### Extracted material
━━━━━━━━━━━━━━━━━━━━━━━━━━━━━━

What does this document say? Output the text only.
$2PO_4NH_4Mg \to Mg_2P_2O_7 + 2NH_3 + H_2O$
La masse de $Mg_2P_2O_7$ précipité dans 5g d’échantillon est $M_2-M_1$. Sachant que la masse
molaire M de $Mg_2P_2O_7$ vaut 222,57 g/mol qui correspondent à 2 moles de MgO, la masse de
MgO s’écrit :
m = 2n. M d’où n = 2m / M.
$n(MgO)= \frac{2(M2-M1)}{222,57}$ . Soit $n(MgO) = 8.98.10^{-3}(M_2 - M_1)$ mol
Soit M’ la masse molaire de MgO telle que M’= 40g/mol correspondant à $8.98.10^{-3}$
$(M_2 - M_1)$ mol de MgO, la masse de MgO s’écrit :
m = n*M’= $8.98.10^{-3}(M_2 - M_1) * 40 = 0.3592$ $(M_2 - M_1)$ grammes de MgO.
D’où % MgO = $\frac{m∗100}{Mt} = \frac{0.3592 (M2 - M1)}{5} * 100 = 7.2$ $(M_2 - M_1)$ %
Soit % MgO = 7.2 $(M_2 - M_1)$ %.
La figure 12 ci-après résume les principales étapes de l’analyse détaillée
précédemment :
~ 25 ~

━━━━━━━━━━━━━━━━━━━━━━━━━━━━━━

### Stated exercise
Return the entries above exactly as they appear.

### Written solution
What does this document say? Output the text only.
$2PO_4NH_4Mg \to Mg_2P_2O_7 + 2NH_3 + H_2O$
La masse de $Mg_2P_2O_7$ précipité dans 5g d’échantillon est $M_2-M_1$. Sachant que la masse
molaire M de $Mg_2P_2O_7$ vaut 222,57 g/mol qui correspondent à 2 moles de MgO, la masse de
MgO s’écrit :
m = 2n. M d’où n = 2m / M.
$n(MgO)= \frac{2(M2-M1)}{222,57}$ . Soit $n(MgO) = 8.98.10^{-3}(M_2 - M_1)$ mol
Soit M’ la masse molaire de MgO telle que M’= 40g/mol correspondant à $8.98.10^{-3}$
$(M_2 - M_1)$ mol de MgO, la masse de MgO s’écrit :
m = n*M’= $8.98.10^{-3}(M_2 - M_1) * 40 = 0.3592$ $(M_2 - M_1)$ grammes de MgO.
D’où % MgO = $\frac{m∗100}{Mt} = \frac{0.3592 (M2 - M1)}{5} * 100 = 7.2$ $(M_2 - M_1)$ %
Soit % MgO = 7.2 $(M_2 - M_1)$ %.
La figure 12 ci-après résume les principales étapes de l’analyse détaillée
précédemment :
~ 25 ~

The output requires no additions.